** start DATA SECTION **

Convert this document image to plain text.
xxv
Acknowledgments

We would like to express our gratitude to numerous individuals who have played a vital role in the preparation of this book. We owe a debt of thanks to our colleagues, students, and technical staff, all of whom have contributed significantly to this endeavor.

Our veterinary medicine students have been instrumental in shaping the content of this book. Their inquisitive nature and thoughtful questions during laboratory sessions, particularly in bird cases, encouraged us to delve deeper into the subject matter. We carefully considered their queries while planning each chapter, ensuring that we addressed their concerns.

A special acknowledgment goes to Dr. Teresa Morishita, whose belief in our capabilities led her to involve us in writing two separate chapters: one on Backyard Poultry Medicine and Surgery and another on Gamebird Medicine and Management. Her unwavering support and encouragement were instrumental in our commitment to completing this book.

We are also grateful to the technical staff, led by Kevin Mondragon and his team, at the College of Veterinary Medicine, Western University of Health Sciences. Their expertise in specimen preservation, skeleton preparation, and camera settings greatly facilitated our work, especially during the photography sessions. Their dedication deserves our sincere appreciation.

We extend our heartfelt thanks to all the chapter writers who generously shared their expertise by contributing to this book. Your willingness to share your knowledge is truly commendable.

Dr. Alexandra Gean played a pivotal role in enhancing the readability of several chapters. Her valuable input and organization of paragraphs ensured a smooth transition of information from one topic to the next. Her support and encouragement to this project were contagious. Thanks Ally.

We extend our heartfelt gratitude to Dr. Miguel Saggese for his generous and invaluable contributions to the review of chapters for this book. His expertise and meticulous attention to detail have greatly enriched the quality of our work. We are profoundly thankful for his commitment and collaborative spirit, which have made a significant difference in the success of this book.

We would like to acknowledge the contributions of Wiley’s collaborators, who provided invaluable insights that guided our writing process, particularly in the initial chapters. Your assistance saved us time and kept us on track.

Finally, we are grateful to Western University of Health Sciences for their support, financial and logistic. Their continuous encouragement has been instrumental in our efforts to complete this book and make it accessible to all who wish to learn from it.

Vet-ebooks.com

** end DATA SECTION **
** start DATA SECTION **

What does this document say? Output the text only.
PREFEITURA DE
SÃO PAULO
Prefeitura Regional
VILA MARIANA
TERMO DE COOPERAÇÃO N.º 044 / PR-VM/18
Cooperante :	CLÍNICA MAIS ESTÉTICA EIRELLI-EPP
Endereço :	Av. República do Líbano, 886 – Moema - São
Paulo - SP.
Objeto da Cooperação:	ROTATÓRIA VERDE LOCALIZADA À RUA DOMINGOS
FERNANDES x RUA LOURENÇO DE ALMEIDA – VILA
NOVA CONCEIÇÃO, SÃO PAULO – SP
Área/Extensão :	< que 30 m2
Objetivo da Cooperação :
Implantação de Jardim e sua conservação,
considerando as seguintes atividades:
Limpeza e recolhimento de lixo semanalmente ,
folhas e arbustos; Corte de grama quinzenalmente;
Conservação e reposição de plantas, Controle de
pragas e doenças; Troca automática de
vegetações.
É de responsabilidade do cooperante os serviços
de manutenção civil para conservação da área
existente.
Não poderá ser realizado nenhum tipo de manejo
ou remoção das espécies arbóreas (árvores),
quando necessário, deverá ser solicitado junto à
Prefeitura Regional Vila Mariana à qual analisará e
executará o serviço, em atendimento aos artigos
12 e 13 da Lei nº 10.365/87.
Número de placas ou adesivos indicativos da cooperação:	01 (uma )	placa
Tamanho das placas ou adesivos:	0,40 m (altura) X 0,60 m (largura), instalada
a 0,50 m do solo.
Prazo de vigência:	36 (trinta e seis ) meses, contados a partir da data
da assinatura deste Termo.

** end DATA SECTION **

## TASK REQUIREMENTS
Reproduce each line of the material containing the word "like".

## RESPONSE TO THIS EXERCISE
We would like to express our gratitude to numerous individuals who have played a vital role in the preparation of this book. We owe a debt of thanks to our colleagues, students, and technical staff, all of whom have contributed significantly to this endeavor.
We would like to acknowledge the contributions of Wiley’s collaborators, who provided invaluable insights that guided our writing process, particularly in the initial chapters. Your assistance saved us time and kept us on track.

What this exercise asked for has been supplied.